Extracted information ::

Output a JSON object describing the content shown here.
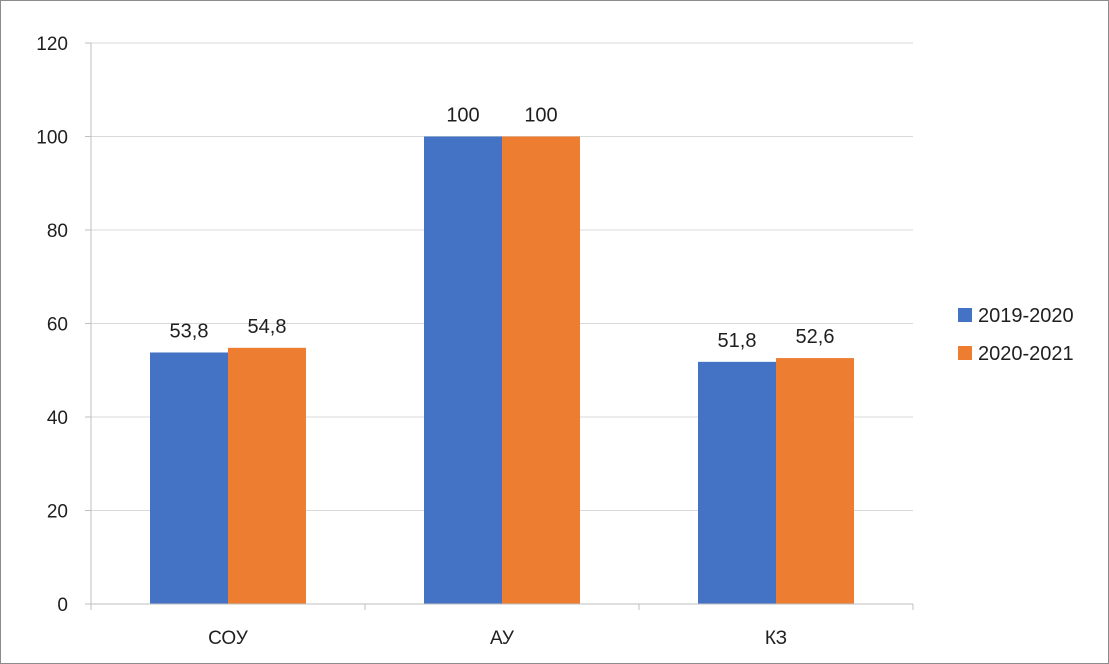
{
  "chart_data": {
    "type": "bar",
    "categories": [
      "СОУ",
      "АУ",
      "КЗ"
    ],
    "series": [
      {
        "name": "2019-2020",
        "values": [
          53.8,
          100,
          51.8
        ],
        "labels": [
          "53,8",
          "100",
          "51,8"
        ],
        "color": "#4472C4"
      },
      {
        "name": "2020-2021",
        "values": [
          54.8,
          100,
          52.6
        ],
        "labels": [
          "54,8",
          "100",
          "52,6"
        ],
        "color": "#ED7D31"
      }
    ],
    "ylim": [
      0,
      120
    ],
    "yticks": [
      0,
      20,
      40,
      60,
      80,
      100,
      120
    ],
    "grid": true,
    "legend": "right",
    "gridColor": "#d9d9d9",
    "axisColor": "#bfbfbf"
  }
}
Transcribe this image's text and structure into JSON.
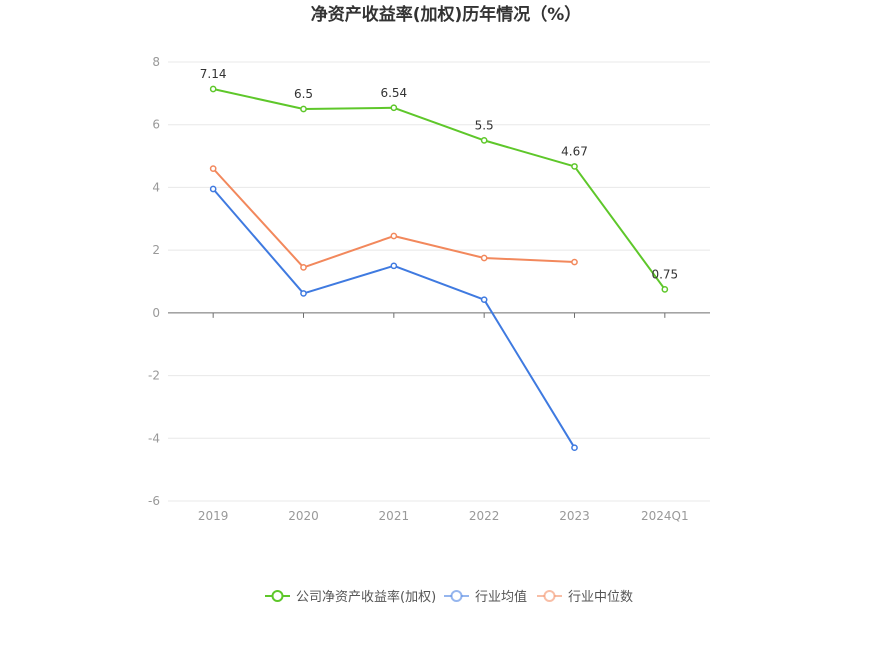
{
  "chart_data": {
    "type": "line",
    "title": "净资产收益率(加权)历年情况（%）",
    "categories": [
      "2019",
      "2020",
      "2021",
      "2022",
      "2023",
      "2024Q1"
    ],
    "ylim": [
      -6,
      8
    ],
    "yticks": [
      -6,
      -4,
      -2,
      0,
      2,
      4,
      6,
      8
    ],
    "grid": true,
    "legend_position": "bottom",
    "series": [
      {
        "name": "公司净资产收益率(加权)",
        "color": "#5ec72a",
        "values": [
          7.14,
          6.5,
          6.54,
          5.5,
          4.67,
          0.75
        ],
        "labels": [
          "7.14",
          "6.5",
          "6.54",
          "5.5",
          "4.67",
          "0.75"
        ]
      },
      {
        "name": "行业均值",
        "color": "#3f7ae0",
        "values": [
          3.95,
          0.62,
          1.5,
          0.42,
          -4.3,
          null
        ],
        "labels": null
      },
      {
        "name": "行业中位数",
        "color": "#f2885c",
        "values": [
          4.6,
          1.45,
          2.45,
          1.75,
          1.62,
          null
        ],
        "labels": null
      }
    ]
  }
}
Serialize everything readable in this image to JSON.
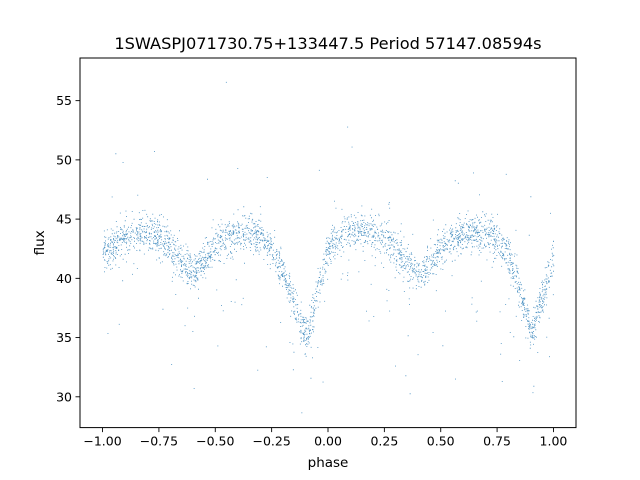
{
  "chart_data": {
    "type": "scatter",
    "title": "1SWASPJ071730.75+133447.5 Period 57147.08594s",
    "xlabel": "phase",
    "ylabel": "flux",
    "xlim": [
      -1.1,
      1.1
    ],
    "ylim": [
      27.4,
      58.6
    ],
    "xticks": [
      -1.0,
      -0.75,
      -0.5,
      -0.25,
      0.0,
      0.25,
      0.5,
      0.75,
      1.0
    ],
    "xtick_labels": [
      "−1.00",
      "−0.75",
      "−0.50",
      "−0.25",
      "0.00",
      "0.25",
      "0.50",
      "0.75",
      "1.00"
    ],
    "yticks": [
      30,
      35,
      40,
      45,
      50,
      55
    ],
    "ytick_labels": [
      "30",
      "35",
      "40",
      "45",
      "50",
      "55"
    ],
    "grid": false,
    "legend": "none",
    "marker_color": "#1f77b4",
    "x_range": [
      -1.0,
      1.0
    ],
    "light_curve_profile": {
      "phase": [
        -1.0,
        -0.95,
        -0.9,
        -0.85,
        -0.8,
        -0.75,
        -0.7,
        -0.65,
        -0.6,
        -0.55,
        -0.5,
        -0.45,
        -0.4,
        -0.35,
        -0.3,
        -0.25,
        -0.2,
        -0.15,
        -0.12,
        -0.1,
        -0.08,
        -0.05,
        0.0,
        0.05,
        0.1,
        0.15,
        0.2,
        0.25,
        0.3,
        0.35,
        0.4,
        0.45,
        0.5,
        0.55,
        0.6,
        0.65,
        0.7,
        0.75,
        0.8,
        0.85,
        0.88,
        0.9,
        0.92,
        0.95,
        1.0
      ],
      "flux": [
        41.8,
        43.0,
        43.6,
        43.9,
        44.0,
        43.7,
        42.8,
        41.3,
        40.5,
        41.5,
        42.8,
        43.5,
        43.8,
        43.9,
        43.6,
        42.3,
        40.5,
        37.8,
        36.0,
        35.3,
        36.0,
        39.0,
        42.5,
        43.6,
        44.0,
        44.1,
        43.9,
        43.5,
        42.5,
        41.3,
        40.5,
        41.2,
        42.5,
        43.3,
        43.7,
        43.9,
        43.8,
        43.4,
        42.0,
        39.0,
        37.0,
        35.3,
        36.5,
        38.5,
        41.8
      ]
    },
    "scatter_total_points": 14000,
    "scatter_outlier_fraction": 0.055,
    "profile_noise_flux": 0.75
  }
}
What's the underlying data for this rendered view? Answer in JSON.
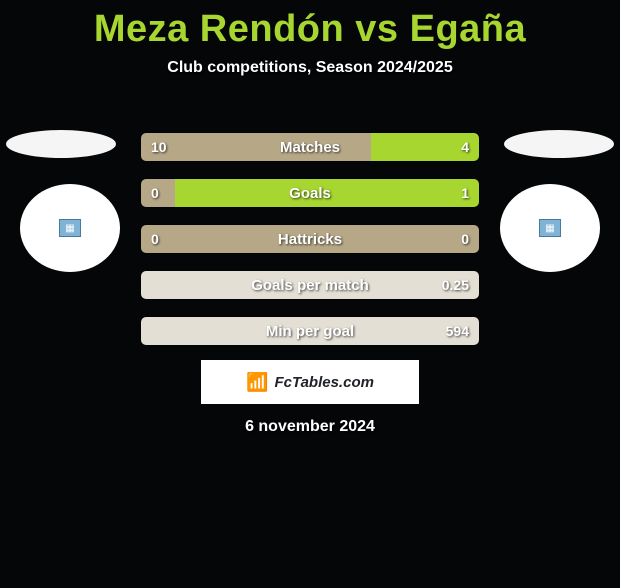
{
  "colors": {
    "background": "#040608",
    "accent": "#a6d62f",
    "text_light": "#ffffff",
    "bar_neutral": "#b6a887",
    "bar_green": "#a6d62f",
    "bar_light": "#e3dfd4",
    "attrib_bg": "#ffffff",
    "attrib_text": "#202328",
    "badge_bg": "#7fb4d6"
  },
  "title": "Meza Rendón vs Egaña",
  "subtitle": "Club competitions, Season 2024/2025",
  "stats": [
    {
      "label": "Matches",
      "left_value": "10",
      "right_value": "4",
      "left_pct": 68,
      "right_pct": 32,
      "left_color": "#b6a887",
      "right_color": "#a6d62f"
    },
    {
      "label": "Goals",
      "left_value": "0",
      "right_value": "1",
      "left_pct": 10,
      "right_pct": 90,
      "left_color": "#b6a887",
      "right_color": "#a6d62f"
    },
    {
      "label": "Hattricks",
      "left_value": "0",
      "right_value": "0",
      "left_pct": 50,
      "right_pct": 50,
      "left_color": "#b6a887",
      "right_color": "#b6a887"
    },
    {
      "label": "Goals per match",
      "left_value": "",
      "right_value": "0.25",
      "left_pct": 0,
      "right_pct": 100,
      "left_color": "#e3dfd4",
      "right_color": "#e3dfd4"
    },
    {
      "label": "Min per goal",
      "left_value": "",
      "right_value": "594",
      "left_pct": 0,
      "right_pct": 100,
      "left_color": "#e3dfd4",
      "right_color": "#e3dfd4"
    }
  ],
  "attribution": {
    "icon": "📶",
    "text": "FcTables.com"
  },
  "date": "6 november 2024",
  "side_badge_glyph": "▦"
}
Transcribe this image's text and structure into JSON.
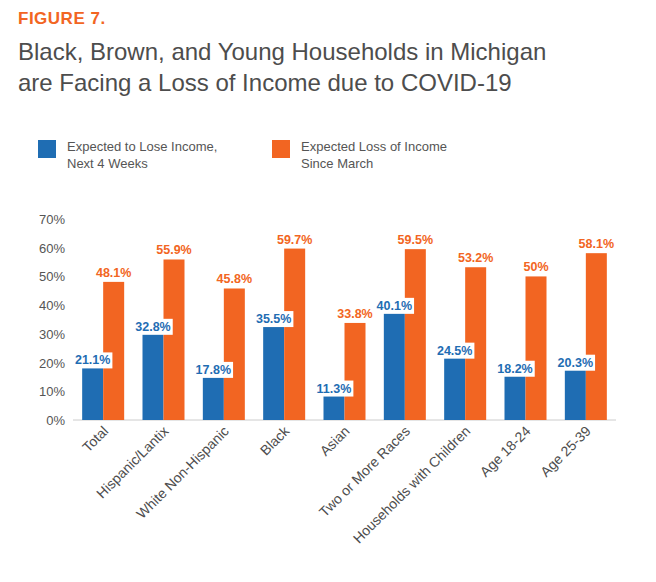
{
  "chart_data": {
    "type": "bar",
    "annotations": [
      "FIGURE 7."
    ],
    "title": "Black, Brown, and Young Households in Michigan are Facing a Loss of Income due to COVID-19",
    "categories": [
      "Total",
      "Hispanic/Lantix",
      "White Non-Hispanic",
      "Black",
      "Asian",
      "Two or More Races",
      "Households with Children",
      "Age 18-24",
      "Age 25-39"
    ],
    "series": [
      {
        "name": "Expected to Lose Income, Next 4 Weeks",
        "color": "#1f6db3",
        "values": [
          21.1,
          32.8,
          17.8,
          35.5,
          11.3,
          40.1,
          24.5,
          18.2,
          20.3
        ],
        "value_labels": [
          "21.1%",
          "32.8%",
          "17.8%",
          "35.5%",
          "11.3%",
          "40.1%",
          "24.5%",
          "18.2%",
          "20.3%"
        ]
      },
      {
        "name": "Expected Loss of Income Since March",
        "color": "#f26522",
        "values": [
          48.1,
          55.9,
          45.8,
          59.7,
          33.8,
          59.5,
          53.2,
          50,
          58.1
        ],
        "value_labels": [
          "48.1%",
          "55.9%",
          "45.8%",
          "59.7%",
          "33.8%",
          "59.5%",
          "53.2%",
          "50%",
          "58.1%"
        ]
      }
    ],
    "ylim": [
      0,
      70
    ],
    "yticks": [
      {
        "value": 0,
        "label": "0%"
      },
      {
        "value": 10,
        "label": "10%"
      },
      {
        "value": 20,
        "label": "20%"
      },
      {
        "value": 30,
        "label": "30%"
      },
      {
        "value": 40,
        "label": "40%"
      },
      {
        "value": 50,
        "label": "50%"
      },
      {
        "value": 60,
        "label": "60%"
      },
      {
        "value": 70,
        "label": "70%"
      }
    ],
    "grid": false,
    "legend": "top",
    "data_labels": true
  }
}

Written problem ::
Copy out each line of the listing that holds "Loss".

Expected answer ::
    "title": "Black, Brown, and Young Households in Michigan are Facing a Loss of Income due to COVID-19",
        "name": "Expected Loss of Income Since March",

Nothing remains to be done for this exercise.